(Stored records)
<<<<
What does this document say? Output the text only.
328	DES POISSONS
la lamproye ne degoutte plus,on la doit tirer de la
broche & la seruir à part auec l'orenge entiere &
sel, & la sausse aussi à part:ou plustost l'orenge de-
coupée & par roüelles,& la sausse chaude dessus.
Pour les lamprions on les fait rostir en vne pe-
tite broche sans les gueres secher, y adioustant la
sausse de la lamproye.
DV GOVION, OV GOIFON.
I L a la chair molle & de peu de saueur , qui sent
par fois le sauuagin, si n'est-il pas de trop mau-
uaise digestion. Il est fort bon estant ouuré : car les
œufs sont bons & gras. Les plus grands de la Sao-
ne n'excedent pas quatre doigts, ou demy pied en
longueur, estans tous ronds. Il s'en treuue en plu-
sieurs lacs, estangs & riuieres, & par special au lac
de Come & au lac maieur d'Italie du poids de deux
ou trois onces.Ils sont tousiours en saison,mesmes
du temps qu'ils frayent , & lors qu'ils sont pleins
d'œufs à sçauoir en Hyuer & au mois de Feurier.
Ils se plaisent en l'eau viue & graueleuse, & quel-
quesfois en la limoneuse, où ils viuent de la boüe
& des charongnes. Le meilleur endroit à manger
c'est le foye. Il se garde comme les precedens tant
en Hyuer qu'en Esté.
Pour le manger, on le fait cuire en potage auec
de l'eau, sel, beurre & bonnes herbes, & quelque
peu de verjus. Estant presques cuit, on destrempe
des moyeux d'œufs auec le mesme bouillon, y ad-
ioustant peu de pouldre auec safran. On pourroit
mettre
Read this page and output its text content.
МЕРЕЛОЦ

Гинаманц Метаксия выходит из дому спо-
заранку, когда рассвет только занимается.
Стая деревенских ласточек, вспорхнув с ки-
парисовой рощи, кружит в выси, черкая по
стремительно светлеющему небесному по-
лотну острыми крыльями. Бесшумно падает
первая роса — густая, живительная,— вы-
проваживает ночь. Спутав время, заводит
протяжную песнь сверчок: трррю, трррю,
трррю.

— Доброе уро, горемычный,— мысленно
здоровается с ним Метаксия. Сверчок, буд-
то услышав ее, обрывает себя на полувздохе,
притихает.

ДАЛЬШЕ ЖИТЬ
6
>>>>
Return each line of the records above exactly as it reads.

What does this document say? Output the text only.
328	DES POISSONS
la lamproye ne degoutte plus,on la doit tirer de la
broche & la seruir à part auec l'orenge entiere &
sel, & la sausse aussi à part:ou plustost l'orenge de-
coupée & par roüelles,& la sausse chaude dessus.
Pour les lamprions on les fait rostir en vne pe-
tite broche sans les gueres secher, y adioustant la
sausse de la lamproye.
DV GOVION, OV GOIFON.
I L a la chair molle & de peu de saueur , qui sent
par fois le sauuagin, si n'est-il pas de trop mau-
uaise digestion. Il est fort bon estant ouuré : car les
œufs sont bons & gras. Les plus grands de la Sao-
ne n'excedent pas quatre doigts, ou demy pied en
longueur, estans tous ronds. Il s'en treuue en plu-
sieurs lacs, estangs & riuieres, & par special au lac
de Come & au lac maieur d'Italie du poids de deux
ou trois onces.Ils sont tousiours en saison,mesmes
du temps qu'ils frayent , & lors qu'ils sont pleins
d'œufs à sçauoir en Hyuer & au mois de Feurier.
Ils se plaisent en l'eau viue & graueleuse, & quel-
quesfois en la limoneuse, où ils viuent de la boüe
& des charongnes. Le meilleur endroit à manger
c'est le foye. Il se garde comme les precedens tant
en Hyuer qu'en Esté.
Pour le manger, on le fait cuire en potage auec
de l'eau, sel, beurre & bonnes herbes, & quelque
peu de verjus. Estant presques cuit, on destrempe
des moyeux d'œufs auec le mesme bouillon, y ad-
ioustant peu de pouldre auec safran. On pourroit
mettre
Read this page and output its text content.
МЕРЕЛОЦ

Гинаманц Метаксия выходит из дому спо-
заранку, когда рассвет только занимается.
Стая деревенских ласточек, вспорхнув с ки-
парисовой рощи, кружит в выси, черкая по
стремительно светлеющему небесному по-
лотну острыми крыльями. Бесшумно падает
первая роса — густая, живительная,— вы-
проваживает ночь. Спутав время, заводит
протяжную песнь сверчок: трррю, трррю,
трррю.

— Доброе уро, горемычный,— мысленно
здоровается с ним Метаксия. Сверчок, буд-
то услышав ее, обрывает себя на полувздохе,
притихает.

ДАЛЬШЕ ЖИТЬ
6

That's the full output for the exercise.